-------- Exercise inputs --------
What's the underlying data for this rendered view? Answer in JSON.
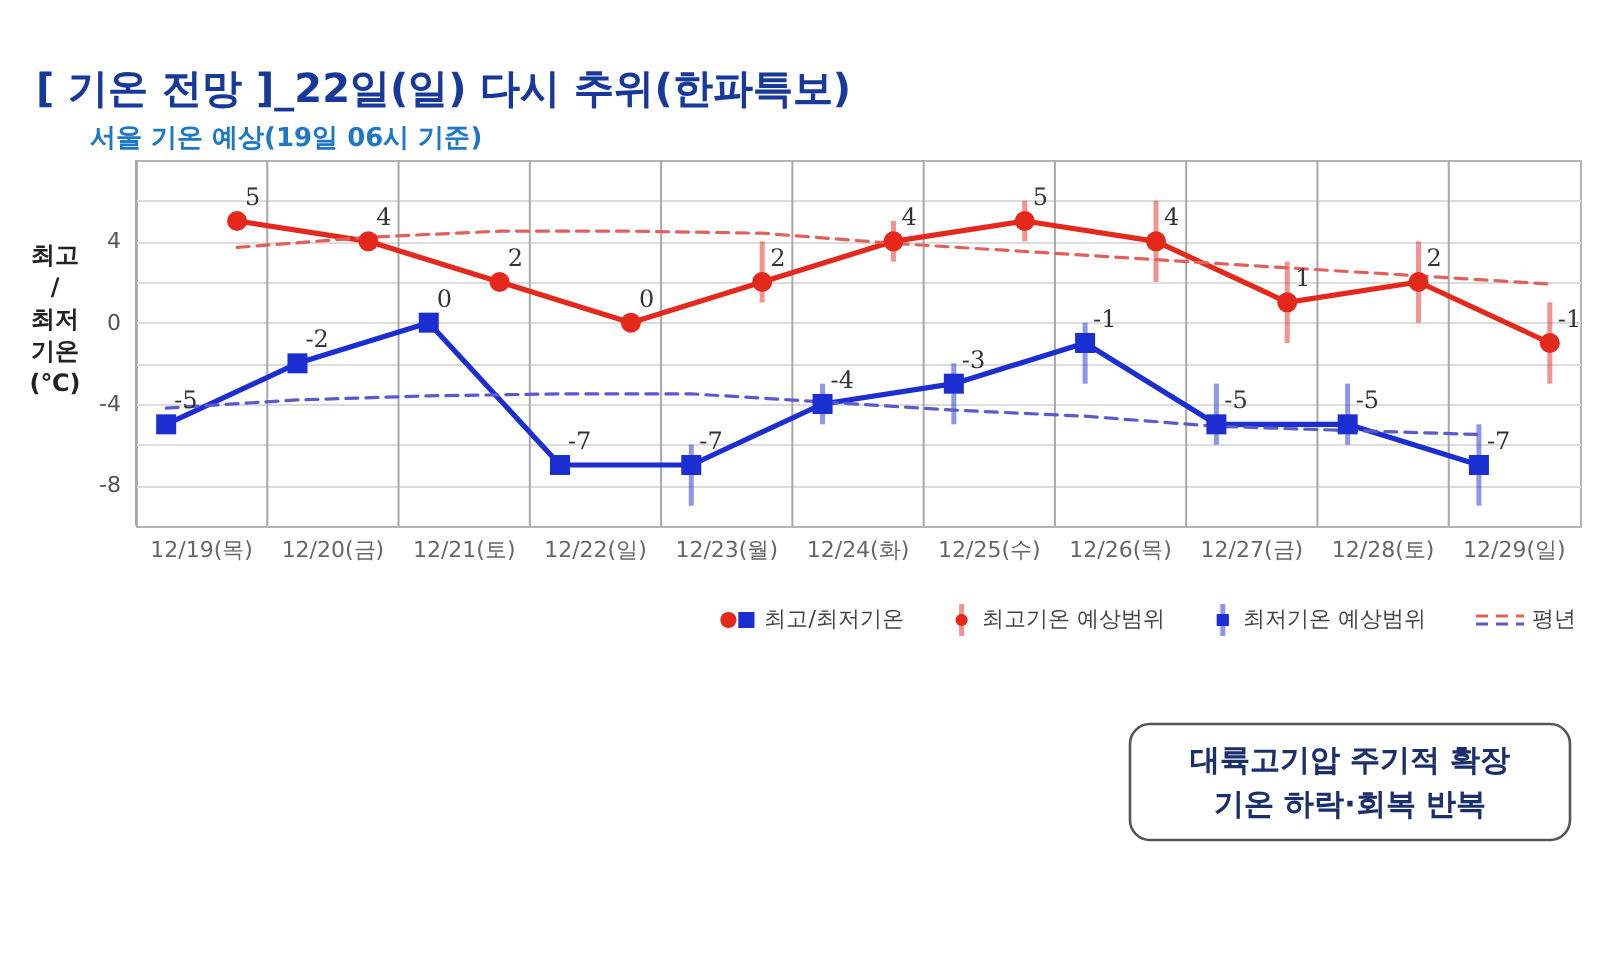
{
  "chart_data": {
    "type": "line",
    "title": "[ 기온 전망 ]_22일(일) 다시 추위(한파특보)",
    "subtitle": "서울 기온 예상(19일 06시 기준)",
    "ylabel": "최고 / 최저 기온 (℃)",
    "categories": [
      "12/19(목)",
      "12/20(금)",
      "12/21(토)",
      "12/22(일)",
      "12/23(월)",
      "12/24(화)",
      "12/25(수)",
      "12/26(목)",
      "12/27(금)",
      "12/28(토)",
      "12/29(일)"
    ],
    "series": [
      {
        "color": "#e5281c",
        "marker": "circle",
        "values": [
          5,
          4,
          2,
          0,
          2,
          4,
          5,
          4,
          1,
          2,
          -1
        ],
        "value_labels": [
          "5",
          "4",
          "2",
          "0",
          "2",
          "4",
          "5",
          "4",
          "1",
          "2",
          "-1"
        ],
        "errors": [
          null,
          null,
          null,
          null,
          [
            1,
            4
          ],
          [
            3,
            5
          ],
          [
            4,
            6
          ],
          [
            2,
            6
          ],
          [
            -1,
            3
          ],
          [
            0,
            4
          ],
          [
            -3,
            1
          ]
        ]
      },
      {
        "name": "최고/최저기온",
        "color": "#1b2ed2",
        "marker": "square",
        "values": [
          -5,
          -2,
          0,
          -7,
          -7,
          -4,
          -3,
          -1,
          -5,
          -5,
          -7
        ],
        "value_labels": [
          "-5",
          "-2",
          "0",
          "-7",
          "-7",
          "-4",
          "-3",
          "-1",
          "-5",
          "-5",
          "-7"
        ],
        "errors": [
          null,
          null,
          null,
          null,
          [
            -9,
            -6
          ],
          [
            -5,
            -3
          ],
          [
            -5,
            -2
          ],
          [
            -3,
            0
          ],
          [
            -6,
            -3
          ],
          [
            -6,
            -3
          ],
          [
            -9,
            -5
          ]
        ]
      },
      {
        "name": "평년",
        "color": "#e0605c",
        "marker": "none",
        "line_style": "dashed",
        "values": [
          3.7,
          4.2,
          4.5,
          4.5,
          4.4,
          3.9,
          3.5,
          3.1,
          2.7,
          2.3,
          1.9
        ]
      },
      {
        "color": "#5a5acc",
        "marker": "none",
        "line_style": "dashed",
        "values": [
          -4.2,
          -3.8,
          -3.6,
          -3.5,
          -3.5,
          -3.9,
          -4.3,
          -4.6,
          -5.1,
          -5.3,
          -5.5
        ]
      }
    ],
    "ylim": [
      -10,
      8
    ],
    "yticks": [
      -8,
      {
        "value": -6,
        "label": null
      },
      -4,
      {
        "value": -2,
        "label": null
      },
      0,
      {
        "value": 2,
        "label": null
      },
      4,
      {
        "value": 6,
        "label": null
      }
    ],
    "grid": true,
    "legend": "bottom right",
    "annotations": [
      "최고기온 예상범위",
      "최저기온 예상범위",
      "대륙고기압 주기적 확장\n기온 하락·회복 반복"
    ]
  }
}
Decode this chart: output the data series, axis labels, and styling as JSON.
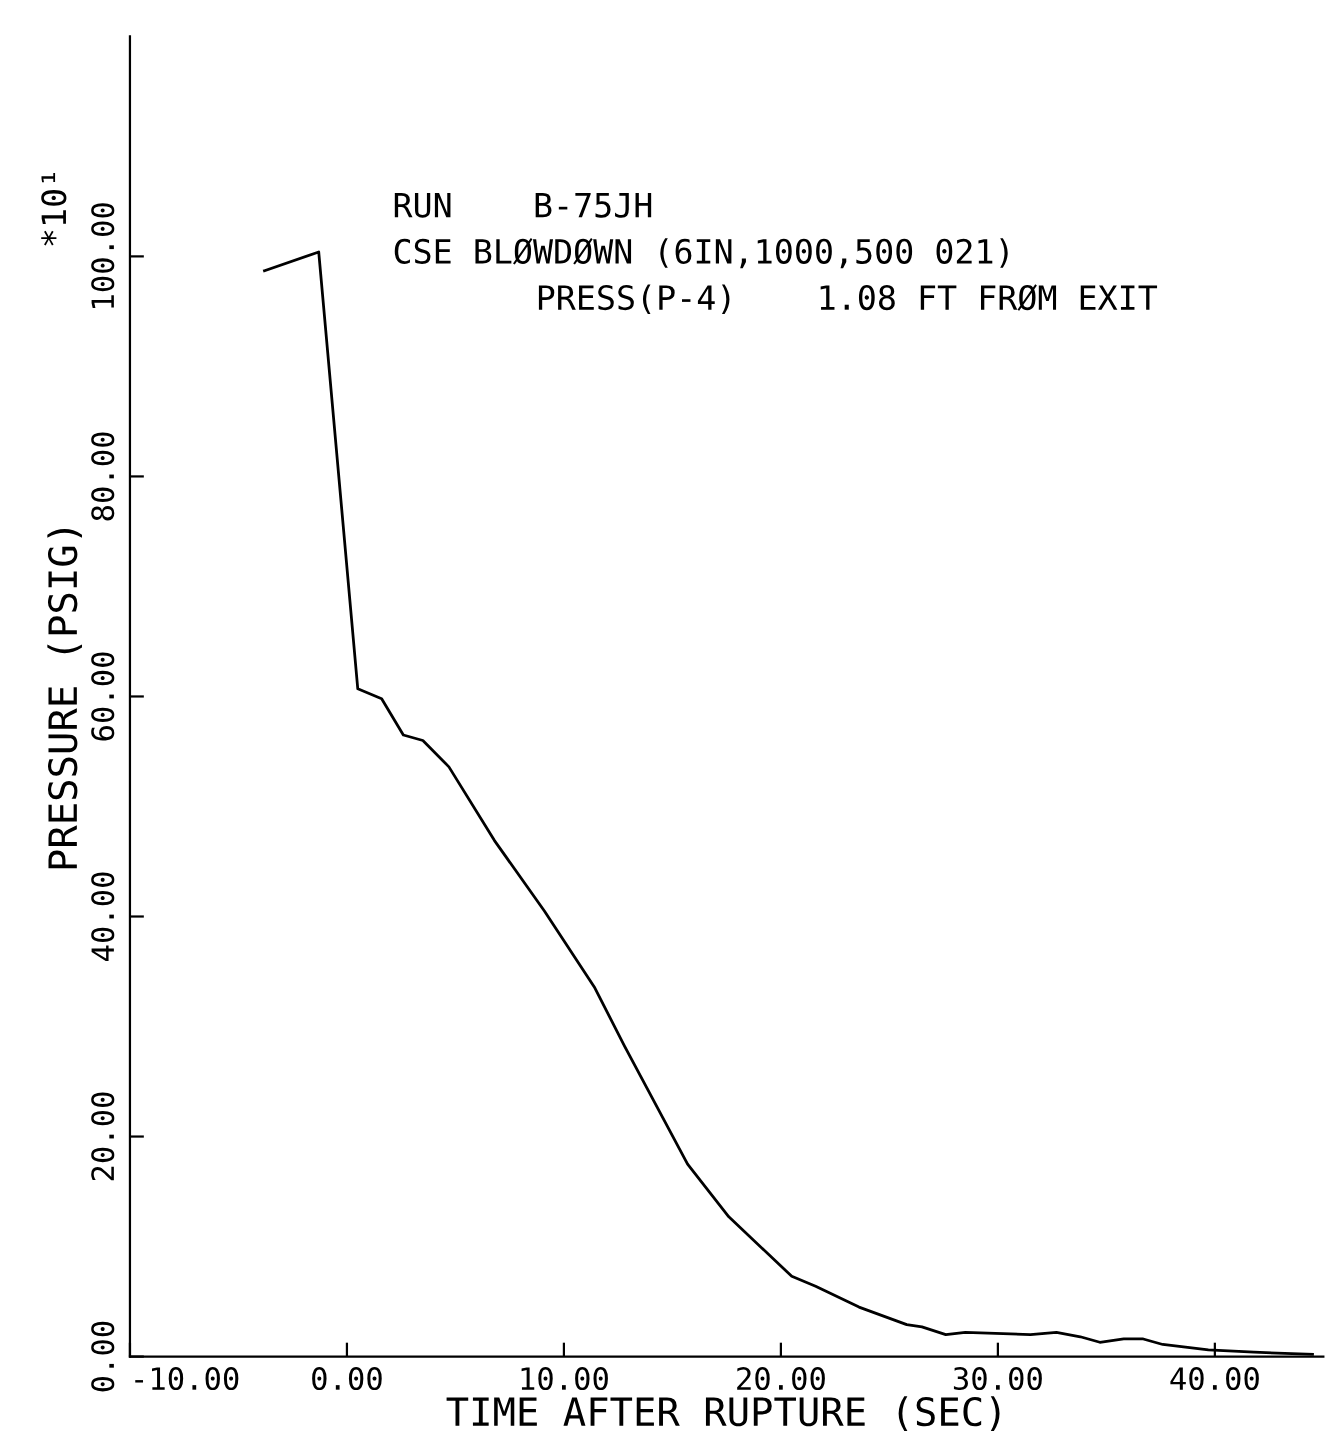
--------
Exercise goal »
Write out the records above exactly as they appear, leaving out any pictures.

Completed task »
What's the underlying data for this rendered view? Answer in JSON.
{
  "chart_data": {
    "type": "line",
    "title": "[ 기온 전망 ]_22일(일) 다시 추위(한파특보)",
    "subtitle": "서울 기온 예상(19일 06시 기준)",
    "ylabel": "최고 / 최저 기온 (℃)",
    "categories": [
      "12/19(목)",
      "12/20(금)",
      "12/21(토)",
      "12/22(일)",
      "12/23(월)",
      "12/24(화)",
      "12/25(수)",
      "12/26(목)",
      "12/27(금)",
      "12/28(토)",
      "12/29(일)"
    ],
    "series": [
      {
        "color": "#e5281c",
        "marker": "circle",
        "values": [
          5,
          4,
          2,
          0,
          2,
          4,
          5,
          4,
          1,
          2,
          -1
        ],
        "value_labels": [
          "5",
          "4",
          "2",
          "0",
          "2",
          "4",
          "5",
          "4",
          "1",
          "2",
          "-1"
        ],
        "errors": [
          null,
          null,
          null,
          null,
          [
            1,
            4
          ],
          [
            3,
            5
          ],
          [
            4,
            6
          ],
          [
            2,
            6
          ],
          [
            -1,
            3
          ],
          [
            0,
            4
          ],
          [
            -3,
            1
          ]
        ]
      },
      {
        "name": "최고/최저기온",
        "color": "#1b2ed2",
        "marker": "square",
        "values": [
          -5,
          -2,
          0,
          -7,
          -7,
          -4,
          -3,
          -1,
          -5,
          -5,
          -7
        ],
        "value_labels": [
          "-5",
          "-2",
          "0",
          "-7",
          "-7",
          "-4",
          "-3",
          "-1",
          "-5",
          "-5",
          "-7"
        ],
        "errors": [
          null,
          null,
          null,
          null,
          [
            -9,
            -6
          ],
          [
            -5,
            -3
          ],
          [
            -5,
            -2
          ],
          [
            -3,
            0
          ],
          [
            -6,
            -3
          ],
          [
            -6,
            -3
          ],
          [
            -9,
            -5
          ]
        ]
      },
      {
        "name": "평년",
        "color": "#e0605c",
        "marker": "none",
        "line_style": "dashed",
        "values": [
          3.7,
          4.2,
          4.5,
          4.5,
          4.4,
          3.9,
          3.5,
          3.1,
          2.7,
          2.3,
          1.9
        ]
      },
      {
        "color": "#5a5acc",
        "marker": "none",
        "line_style": "dashed",
        "values": [
          -4.2,
          -3.8,
          -3.6,
          -3.5,
          -3.5,
          -3.9,
          -4.3,
          -4.6,
          -5.1,
          -5.3,
          -5.5
        ]
      }
    ],
    "ylim": [
      -10,
      8
    ],
    "yticks": [
      -8,
      {
        "value": -6,
        "label": null
      },
      -4,
      {
        "value": -2,
        "label": null
      },
      0,
      {
        "value": 2,
        "label": null
      },
      4,
      {
        "value": 6,
        "label": null
      }
    ],
    "grid": true,
    "legend": "bottom right",
    "annotations": [
      "최고기온 예상범위",
      "최저기온 예상범위",
      "대륙고기압 주기적 확장\n기온 하락·회복 반복"
    ]
  }
}
Decode this chart: output the data series, axis labels, and styling as JSON.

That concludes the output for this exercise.